Apply what you read:
**1)** Write out the stretch of the Munich Re life and health overview from "Health and Big" through "the economic effects.", word for word.
**2)** Which section headings appear below the title of the Munich Re life and health overview?

==== Extract to read ====

Life/Health Overview
The global health market is expanding. Munich Re’s solutions are tailored to the needs of reinsurance clients in each individual market. We provide the health sector with services and offer a broad spectrum of products and services in the life insurance segment. At the same time, we are increasingly focusing on future trends.
Health insurance
Private health insurers need to process applications promptly and systematically, while at the same time accurately assessing the risks. Munich Re offers them corresponding services that classify symptoms and, among other things, recommend whether applications should be accepted or rejected. Another tool combines different statistical methods and techniques to allow future illnesses to be predicted. This also includes estimating how health costs will develop, and which facilities will offer the best medical care in the long run.
Life insurance
More than other forms of insurance, life insurance, with its long-term character and intrinsic focus on the future, is subject to a variety of different developments and trends that can alter increasingly rapid. For the purposes of professional risk management in particular, relevant trends need to be identified at an early stage. We need to get to know the drivers behind them, their dynamic and dependencies. The better they understand the progress, interplay and the dynamics of such trend landscapes, the better life insurance will be able to protect itself against unwelcome surprises.
Challenges in the healthcare sector
Complex health risks are not only time-consuming for underwriters, but also require a great deal of experience, know-how and concentration. The greater the number of risk parameters that need to be taken into account on an illness, the greater the likelihood of committing errors. In developing and emerging countries, living standards are improving for broad sections of the population, and with them the number of people with health insurance. But this trend is being accompanied by numerous changes. Prosperity alters consumer behaviour, which can have an impact on health. For example, according to the World Health Organization (WHO), four times as many people now suffer from diabetes than in 1980 – the global figure now stands at 422 million.
Health and Big Data
An increasing number of "disease management programmes" (DMPs) are being offered specifically for common diseases such as diabetes, back pain or chronic cardiac insufficiency. The objective of these programmes is to increase the quality of care received by those suffering from these conditions, and to reduce insurance companies’ costs. Big data and business analytics help in the optimisation of these programmes: for example, after the analysis of a large volume of patient data such as weight and blood pressure, analytic solutions help insurance companies optimise the selection of programme participants. It also allows for a valid and undistorted measurement of the economic effects.
Many illnesses are still diagnosed too late. Yet data from smartphones can be used to identify illnesses before they occur. A joint venture with a start-up company has created a technology that can transform mobile data into health risks. This is how it works: every activity and environmental condition affects the risk of disease. Making these previously invisible factors visible and measurable, allows an early-warning system to emerge.

==== Record set ====

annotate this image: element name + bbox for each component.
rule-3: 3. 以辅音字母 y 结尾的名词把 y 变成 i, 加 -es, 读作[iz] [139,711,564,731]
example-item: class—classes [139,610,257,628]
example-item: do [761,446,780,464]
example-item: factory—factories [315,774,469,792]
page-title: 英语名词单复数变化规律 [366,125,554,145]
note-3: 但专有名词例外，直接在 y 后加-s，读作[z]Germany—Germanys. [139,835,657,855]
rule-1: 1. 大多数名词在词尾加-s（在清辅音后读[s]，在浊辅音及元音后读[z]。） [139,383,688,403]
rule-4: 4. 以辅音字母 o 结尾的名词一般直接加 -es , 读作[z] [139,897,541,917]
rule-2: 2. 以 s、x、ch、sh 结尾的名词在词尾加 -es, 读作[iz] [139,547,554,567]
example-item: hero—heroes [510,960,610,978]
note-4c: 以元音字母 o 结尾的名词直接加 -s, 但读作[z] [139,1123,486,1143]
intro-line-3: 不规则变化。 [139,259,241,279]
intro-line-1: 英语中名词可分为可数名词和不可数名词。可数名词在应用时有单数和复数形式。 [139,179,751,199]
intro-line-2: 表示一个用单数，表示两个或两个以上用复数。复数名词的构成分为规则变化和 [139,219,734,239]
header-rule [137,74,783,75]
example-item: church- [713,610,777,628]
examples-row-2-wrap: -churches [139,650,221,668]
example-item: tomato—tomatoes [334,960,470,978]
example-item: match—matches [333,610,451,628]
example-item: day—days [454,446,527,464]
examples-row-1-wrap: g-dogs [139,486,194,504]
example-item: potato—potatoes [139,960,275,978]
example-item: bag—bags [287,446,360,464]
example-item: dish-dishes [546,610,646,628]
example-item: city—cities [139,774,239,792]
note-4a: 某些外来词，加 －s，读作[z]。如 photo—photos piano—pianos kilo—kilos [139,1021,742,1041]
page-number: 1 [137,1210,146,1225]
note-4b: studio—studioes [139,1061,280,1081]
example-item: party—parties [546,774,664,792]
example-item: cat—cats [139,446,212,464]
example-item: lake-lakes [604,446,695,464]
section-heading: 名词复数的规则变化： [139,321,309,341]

====

Results in order:
**1)**
Health and Big Data
An increasing number of "disease management programmes" (DMPs) are being offered specifically for common diseases such as diabetes, back pain or chronic cardiac insufficiency. The objective of these programmes is to increase the quality of care received by those suffering from these conditions, and to reduce insurance companies’ costs. Big data and business analytics help in the optimisation of these programmes: for example, after the analysis of a large volume of patient data such as weight and blood pressure, analytic solutions help insurance companies optimise the selection of programme participants. It also allows for a valid and undistorted measurement of the economic effects.

**2)**
- Health insurance
- Life insurance
- Challenges in the healthcare sector
- Health and Big Data